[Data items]

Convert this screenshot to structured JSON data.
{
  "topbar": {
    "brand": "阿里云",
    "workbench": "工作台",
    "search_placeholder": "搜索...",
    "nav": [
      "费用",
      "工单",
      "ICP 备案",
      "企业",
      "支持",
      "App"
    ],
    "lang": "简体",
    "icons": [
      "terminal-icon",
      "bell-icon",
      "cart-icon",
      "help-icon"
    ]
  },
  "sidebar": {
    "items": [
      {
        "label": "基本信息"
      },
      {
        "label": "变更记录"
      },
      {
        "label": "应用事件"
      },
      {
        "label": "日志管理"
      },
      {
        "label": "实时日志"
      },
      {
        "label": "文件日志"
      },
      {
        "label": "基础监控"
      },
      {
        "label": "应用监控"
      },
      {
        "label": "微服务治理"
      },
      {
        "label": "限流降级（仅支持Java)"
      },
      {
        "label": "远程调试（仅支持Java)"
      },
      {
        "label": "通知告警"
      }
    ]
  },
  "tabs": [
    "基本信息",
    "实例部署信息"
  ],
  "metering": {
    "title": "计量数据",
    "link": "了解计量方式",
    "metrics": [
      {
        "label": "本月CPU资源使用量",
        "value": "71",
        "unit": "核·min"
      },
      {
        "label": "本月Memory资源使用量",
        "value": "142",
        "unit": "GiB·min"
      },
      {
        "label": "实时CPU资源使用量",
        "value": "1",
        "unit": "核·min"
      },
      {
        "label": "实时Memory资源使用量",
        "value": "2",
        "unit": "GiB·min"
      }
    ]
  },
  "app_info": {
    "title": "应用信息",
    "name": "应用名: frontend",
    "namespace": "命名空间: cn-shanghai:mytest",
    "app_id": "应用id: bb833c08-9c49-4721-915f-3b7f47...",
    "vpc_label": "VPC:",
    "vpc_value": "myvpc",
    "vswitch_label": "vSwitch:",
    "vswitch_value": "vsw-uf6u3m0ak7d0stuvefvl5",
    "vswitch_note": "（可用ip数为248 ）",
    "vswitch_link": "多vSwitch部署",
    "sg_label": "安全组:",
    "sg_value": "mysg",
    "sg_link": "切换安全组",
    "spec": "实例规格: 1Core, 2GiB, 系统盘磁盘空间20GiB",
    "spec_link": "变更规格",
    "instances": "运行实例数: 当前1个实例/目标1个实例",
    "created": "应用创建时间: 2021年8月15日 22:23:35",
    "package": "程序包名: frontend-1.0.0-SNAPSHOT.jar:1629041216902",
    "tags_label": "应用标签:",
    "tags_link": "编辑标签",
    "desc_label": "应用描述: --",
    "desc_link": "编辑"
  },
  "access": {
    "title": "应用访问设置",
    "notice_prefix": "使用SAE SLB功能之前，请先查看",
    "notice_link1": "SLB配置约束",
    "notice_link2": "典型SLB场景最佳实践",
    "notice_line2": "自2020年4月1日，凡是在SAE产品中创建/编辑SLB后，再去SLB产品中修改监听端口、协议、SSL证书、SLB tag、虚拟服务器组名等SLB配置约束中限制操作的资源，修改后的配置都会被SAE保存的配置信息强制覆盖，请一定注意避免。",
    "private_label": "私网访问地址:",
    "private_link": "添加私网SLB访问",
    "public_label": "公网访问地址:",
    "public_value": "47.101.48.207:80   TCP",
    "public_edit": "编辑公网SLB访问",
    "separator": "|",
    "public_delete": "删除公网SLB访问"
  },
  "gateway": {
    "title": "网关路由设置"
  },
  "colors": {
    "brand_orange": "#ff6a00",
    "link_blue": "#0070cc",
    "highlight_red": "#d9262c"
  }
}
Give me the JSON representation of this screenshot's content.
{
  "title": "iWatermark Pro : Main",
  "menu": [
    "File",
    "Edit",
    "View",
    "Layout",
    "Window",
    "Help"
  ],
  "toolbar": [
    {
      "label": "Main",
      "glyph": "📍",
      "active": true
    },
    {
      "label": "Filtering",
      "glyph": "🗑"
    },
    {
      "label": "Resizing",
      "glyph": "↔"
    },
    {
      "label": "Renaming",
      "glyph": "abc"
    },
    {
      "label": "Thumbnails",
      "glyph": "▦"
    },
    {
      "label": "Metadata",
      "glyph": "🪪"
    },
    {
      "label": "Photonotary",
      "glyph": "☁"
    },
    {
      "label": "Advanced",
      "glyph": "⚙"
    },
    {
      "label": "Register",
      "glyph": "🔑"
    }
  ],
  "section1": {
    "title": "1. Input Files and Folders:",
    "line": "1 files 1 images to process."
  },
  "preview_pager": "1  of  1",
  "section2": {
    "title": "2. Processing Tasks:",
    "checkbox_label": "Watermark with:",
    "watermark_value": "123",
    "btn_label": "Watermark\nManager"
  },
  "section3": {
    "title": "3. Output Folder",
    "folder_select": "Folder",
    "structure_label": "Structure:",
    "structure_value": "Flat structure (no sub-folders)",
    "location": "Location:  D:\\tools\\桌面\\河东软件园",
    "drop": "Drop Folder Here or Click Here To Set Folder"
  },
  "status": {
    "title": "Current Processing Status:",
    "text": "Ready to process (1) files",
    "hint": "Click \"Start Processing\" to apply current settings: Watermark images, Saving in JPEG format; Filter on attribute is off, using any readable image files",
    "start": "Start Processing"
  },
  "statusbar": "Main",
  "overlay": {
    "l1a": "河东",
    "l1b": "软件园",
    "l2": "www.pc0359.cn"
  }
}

- [What you will do]
Find every line in the records above that contains the word "Processing", and copy each one.

- [Final result]
    "title": "2. Processing Tasks:",
    "title": "Current Processing Status:",
    "hint": "Click \"Start Processing\" to apply current settings: Watermark images, Saving in JPEG format; Filter on attribute is off, using any readable image files",
    "start": "Start Processing"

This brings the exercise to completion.